§ **Task prompt**:
All entries are to be given again verbatim.

§ **Data section**:
== == ==

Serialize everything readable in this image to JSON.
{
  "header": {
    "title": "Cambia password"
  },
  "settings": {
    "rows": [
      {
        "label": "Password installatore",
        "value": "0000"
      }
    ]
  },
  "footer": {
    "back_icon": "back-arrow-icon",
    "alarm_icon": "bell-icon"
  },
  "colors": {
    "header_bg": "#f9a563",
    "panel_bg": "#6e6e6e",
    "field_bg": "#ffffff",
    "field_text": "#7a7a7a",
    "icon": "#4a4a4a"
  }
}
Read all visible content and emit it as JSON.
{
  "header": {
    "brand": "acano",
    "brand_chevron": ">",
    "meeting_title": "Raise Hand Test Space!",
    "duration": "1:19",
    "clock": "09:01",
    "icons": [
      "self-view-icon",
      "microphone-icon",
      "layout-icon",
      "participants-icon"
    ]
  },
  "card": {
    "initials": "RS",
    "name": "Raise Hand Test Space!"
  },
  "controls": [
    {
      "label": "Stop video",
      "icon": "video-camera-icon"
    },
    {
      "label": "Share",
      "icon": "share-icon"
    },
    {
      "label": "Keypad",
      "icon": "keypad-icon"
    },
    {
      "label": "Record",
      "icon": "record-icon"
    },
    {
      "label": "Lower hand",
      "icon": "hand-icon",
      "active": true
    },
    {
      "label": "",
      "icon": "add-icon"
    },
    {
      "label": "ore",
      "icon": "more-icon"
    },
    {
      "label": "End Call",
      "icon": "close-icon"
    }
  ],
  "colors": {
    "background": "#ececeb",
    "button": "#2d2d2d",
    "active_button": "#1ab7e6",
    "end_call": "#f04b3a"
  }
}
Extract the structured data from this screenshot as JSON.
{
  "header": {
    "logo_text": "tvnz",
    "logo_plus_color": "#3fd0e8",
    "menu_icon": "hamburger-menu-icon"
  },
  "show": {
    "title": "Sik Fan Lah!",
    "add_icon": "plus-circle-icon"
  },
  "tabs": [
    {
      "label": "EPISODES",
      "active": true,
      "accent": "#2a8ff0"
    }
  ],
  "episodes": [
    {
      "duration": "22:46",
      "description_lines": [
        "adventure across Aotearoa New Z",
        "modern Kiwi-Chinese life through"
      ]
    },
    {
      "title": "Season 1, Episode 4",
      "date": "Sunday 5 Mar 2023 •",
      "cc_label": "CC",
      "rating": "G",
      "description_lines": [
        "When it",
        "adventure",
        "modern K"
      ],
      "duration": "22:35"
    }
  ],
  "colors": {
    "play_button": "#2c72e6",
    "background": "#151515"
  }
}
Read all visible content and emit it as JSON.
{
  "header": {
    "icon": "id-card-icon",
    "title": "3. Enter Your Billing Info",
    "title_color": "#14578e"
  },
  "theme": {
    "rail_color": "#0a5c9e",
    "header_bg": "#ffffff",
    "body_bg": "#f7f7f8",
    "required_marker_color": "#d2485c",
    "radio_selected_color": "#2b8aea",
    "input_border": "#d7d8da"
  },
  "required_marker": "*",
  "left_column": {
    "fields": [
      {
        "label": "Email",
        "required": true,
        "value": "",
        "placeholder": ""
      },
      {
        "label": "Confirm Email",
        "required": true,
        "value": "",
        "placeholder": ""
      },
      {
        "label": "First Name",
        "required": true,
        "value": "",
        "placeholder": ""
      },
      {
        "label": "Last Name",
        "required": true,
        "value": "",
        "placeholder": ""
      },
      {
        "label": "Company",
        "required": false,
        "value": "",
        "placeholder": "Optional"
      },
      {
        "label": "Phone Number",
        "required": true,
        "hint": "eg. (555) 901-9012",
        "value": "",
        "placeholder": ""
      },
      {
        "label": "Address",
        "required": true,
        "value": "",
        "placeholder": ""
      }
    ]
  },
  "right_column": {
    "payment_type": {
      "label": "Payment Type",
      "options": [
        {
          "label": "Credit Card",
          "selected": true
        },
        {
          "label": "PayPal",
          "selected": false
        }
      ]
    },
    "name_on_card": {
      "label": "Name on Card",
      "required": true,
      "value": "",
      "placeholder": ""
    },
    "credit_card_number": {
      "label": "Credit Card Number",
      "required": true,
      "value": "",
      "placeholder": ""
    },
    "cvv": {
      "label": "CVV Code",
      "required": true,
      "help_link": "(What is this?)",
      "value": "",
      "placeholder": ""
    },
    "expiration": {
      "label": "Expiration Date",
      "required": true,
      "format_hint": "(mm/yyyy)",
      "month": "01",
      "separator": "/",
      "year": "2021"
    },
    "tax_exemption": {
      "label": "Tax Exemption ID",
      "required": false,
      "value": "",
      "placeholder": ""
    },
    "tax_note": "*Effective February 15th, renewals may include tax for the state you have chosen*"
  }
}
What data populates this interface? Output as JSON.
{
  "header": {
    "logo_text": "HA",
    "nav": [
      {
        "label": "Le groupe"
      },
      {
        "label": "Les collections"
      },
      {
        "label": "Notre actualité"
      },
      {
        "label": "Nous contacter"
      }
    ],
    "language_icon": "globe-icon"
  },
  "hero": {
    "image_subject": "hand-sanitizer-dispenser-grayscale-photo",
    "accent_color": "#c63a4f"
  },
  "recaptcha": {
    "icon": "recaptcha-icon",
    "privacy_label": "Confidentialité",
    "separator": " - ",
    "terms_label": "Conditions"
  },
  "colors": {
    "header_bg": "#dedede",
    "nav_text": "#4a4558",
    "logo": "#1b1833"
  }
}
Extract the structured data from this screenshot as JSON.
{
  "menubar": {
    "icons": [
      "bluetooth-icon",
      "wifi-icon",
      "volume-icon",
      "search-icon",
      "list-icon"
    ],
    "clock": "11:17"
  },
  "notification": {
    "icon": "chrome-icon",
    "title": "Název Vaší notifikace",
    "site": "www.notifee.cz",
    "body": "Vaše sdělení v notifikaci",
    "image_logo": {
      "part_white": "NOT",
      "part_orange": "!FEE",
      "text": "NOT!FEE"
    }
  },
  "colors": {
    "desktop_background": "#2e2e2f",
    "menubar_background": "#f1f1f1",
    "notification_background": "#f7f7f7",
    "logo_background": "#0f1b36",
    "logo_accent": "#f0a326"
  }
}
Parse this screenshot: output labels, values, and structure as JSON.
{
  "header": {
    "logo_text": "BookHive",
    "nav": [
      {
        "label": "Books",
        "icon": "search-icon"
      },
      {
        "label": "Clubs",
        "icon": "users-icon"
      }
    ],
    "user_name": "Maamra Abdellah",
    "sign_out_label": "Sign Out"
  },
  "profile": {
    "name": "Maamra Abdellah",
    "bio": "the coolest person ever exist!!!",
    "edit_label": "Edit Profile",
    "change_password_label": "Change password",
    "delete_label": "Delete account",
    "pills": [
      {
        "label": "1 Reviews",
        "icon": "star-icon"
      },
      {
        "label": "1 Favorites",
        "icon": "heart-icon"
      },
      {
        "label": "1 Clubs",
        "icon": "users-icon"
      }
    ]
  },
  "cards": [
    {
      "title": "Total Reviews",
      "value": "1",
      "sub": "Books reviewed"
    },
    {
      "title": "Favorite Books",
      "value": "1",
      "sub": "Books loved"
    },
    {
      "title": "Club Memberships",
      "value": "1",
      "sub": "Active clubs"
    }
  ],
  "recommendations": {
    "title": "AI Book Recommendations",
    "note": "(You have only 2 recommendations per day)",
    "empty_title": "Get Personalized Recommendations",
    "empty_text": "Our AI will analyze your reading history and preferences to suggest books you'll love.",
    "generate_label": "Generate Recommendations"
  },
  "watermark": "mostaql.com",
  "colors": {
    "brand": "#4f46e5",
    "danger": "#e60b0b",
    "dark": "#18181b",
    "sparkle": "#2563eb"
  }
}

== == ==

§ **Response to this task**:
Serialize everything readable in this image to JSON.
{
  "header": {
    "title": "Cambia password"
  },
  "settings": {
    "rows": [
      {
        "label": "Password installatore",
        "value": "0000"
      }
    ]
  },
  "footer": {
    "back_icon": "back-arrow-icon",
    "alarm_icon": "bell-icon"
  },
  "colors": {
    "header_bg": "#f9a563",
    "panel_bg": "#6e6e6e",
    "field_bg": "#ffffff",
    "field_text": "#7a7a7a",
    "icon": "#4a4a4a"
  }
}
Read all visible content and emit it as JSON.
{
  "header": {
    "brand": "acano",
    "brand_chevron": ">",
    "meeting_title": "Raise Hand Test Space!",
    "duration": "1:19",
    "clock": "09:01",
    "icons": [
      "self-view-icon",
      "microphone-icon",
      "layout-icon",
      "participants-icon"
    ]
  },
  "card": {
    "initials": "RS",
    "name": "Raise Hand Test Space!"
  },
  "controls": [
    {
      "label": "Stop video",
      "icon": "video-camera-icon"
    },
    {
      "label": "Share",
      "icon": "share-icon"
    },
    {
      "label": "Keypad",
      "icon": "keypad-icon"
    },
    {
      "label": "Record",
      "icon": "record-icon"
    },
    {
      "label": "Lower hand",
      "icon": "hand-icon",
      "active": true
    },
    {
      "label": "",
      "icon": "add-icon"
    },
    {
      "label": "ore",
      "icon": "more-icon"
    },
    {
      "label": "End Call",
      "icon": "close-icon"
    }
  ],
  "colors": {
    "background": "#ececeb",
    "button": "#2d2d2d",
    "active_button": "#1ab7e6",
    "end_call": "#f04b3a"
  }
}
Extract the structured data from this screenshot as JSON.
{
  "header": {
    "logo_text": "tvnz",
    "logo_plus_color": "#3fd0e8",
    "menu_icon": "hamburger-menu-icon"
  },
  "show": {
    "title": "Sik Fan Lah!",
    "add_icon": "plus-circle-icon"
  },
  "tabs": [
    {
      "label": "EPISODES",
      "active": true,
      "accent": "#2a8ff0"
    }
  ],
  "episodes": [
    {
      "duration": "22:46",
      "description_lines": [
        "adventure across Aotearoa New Z",
        "modern Kiwi-Chinese life through"
      ]
    },
    {
      "title": "Season 1, Episode 4",
      "date": "Sunday 5 Mar 2023 •",
      "cc_label": "CC",
      "rating": "G",
      "description_lines": [
        "When it",
        "adventure",
        "modern K"
      ],
      "duration": "22:35"
    }
  ],
  "colors": {
    "play_button": "#2c72e6",
    "background": "#151515"
  }
}
Read all visible content and emit it as JSON.
{
  "header": {
    "icon": "id-card-icon",
    "title": "3. Enter Your Billing Info",
    "title_color": "#14578e"
  },
  "theme": {
    "rail_color": "#0a5c9e",
    "header_bg": "#ffffff",
    "body_bg": "#f7f7f8",
    "required_marker_color": "#d2485c",
    "radio_selected_color": "#2b8aea",
    "input_border": "#d7d8da"
  },
  "required_marker": "*",
  "left_column": {
    "fields": [
      {
        "label": "Email",
        "required": true,
        "value": "",
        "placeholder": ""
      },
      {
        "label": "Confirm Email",
        "required": true,
        "value": "",
        "placeholder": ""
      },
      {
        "label": "First Name",
        "required": true,
        "value": "",
        "placeholder": ""
      },
      {
        "label": "Last Name",
        "required": true,
        "value": "",
        "placeholder": ""
      },
      {
        "label": "Company",
        "required": false,
        "value": "",
        "placeholder": "Optional"
      },
      {
        "label": "Phone Number",
        "required": true,
        "hint": "eg. (555) 901-9012",
        "value": "",
        "placeholder": ""
      },
      {
        "label": "Address",
        "required": true,
        "value": "",
        "placeholder": ""
      }
    ]
  },
  "right_column": {
    "payment_type": {
      "label": "Payment Type",
      "options": [
        {
          "label": "Credit Card",
          "selected": true
        },
        {
          "label": "PayPal",
          "selected": false
        }
      ]
    },
    "name_on_card": {
      "label": "Name on Card",
      "required": true,
      "value": "",
      "placeholder": ""
    },
    "credit_card_number": {
      "label": "Credit Card Number",
      "required": true,
      "value": "",
      "placeholder": ""
    },
    "cvv": {
      "label": "CVV Code",
      "required": true,
      "help_link": "(What is this?)",
      "value": "",
      "placeholder": ""
    },
    "expiration": {
      "label": "Expiration Date",
      "required": true,
      "format_hint": "(mm/yyyy)",
      "month": "01",
      "separator": "/",
      "year": "2021"
    },
    "tax_exemption": {
      "label": "Tax Exemption ID",
      "required": false,
      "value": "",
      "placeholder": ""
    },
    "tax_note": "*Effective February 15th, renewals may include tax for the state you have chosen*"
  }
}
What data populates this interface? Output as JSON.
{
  "header": {
    "logo_text": "HA",
    "nav": [
      {
        "label": "Le groupe"
      },
      {
        "label": "Les collections"
      },
      {
        "label": "Notre actualité"
      },
      {
        "label": "Nous contacter"
      }
    ],
    "language_icon": "globe-icon"
  },
  "hero": {
    "image_subject": "hand-sanitizer-dispenser-grayscale-photo",
    "accent_color": "#c63a4f"
  },
  "recaptcha": {
    "icon": "recaptcha-icon",
    "privacy_label": "Confidentialité",
    "separator": " - ",
    "terms_label": "Conditions"
  },
  "colors": {
    "header_bg": "#dedede",
    "nav_text": "#4a4558",
    "logo": "#1b1833"
  }
}
Extract the structured data from this screenshot as JSON.
{
  "menubar": {
    "icons": [
      "bluetooth-icon",
      "wifi-icon",
      "volume-icon",
      "search-icon",
      "list-icon"
    ],
    "clock": "11:17"
  },
  "notification": {
    "icon": "chrome-icon",
    "title": "Název Vaší notifikace",
    "site": "www.notifee.cz",
    "body": "Vaše sdělení v notifikaci",
    "image_logo": {
      "part_white": "NOT",
      "part_orange": "!FEE",
      "text": "NOT!FEE"
    }
  },
  "colors": {
    "desktop_background": "#2e2e2f",
    "menubar_background": "#f1f1f1",
    "notification_background": "#f7f7f7",
    "logo_background": "#0f1b36",
    "logo_accent": "#f0a326"
  }
}
Parse this screenshot: output labels, values, and structure as JSON.
{
  "header": {
    "logo_text": "BookHive",
    "nav": [
      {
        "label": "Books",
        "icon": "search-icon"
      },
      {
        "label": "Clubs",
        "icon": "users-icon"
      }
    ],
    "user_name": "Maamra Abdellah",
    "sign_out_label": "Sign Out"
  },
  "profile": {
    "name": "Maamra Abdellah",
    "bio": "the coolest person ever exist!!!",
    "edit_label": "Edit Profile",
    "change_password_label": "Change password",
    "delete_label": "Delete account",
    "pills": [
      {
        "label": "1 Reviews",
        "icon": "star-icon"
      },
      {
        "label": "1 Favorites",
        "icon": "heart-icon"
      },
      {
        "label": "1 Clubs",
        "icon": "users-icon"
      }
    ]
  },
  "cards": [
    {
      "title": "Total Reviews",
      "value": "1",
      "sub": "Books reviewed"
    },
    {
      "title": "Favorite Books",
      "value": "1",
      "sub": "Books loved"
    },
    {
      "title": "Club Memberships",
      "value": "1",
      "sub": "Active clubs"
    }
  ],
  "recommendations": {
    "title": "AI Book Recommendations",
    "note": "(You have only 2 recommendations per day)",
    "empty_title": "Get Personalized Recommendations",
    "empty_text": "Our AI will analyze your reading history and preferences to suggest books you'll love.",
    "generate_label": "Generate Recommendations"
  },
  "watermark": "mostaql.com",
  "colors": {
    "brand": "#4f46e5",
    "danger": "#e60b0b",
    "dark": "#18181b",
    "sparkle": "#2563eb"
  }
}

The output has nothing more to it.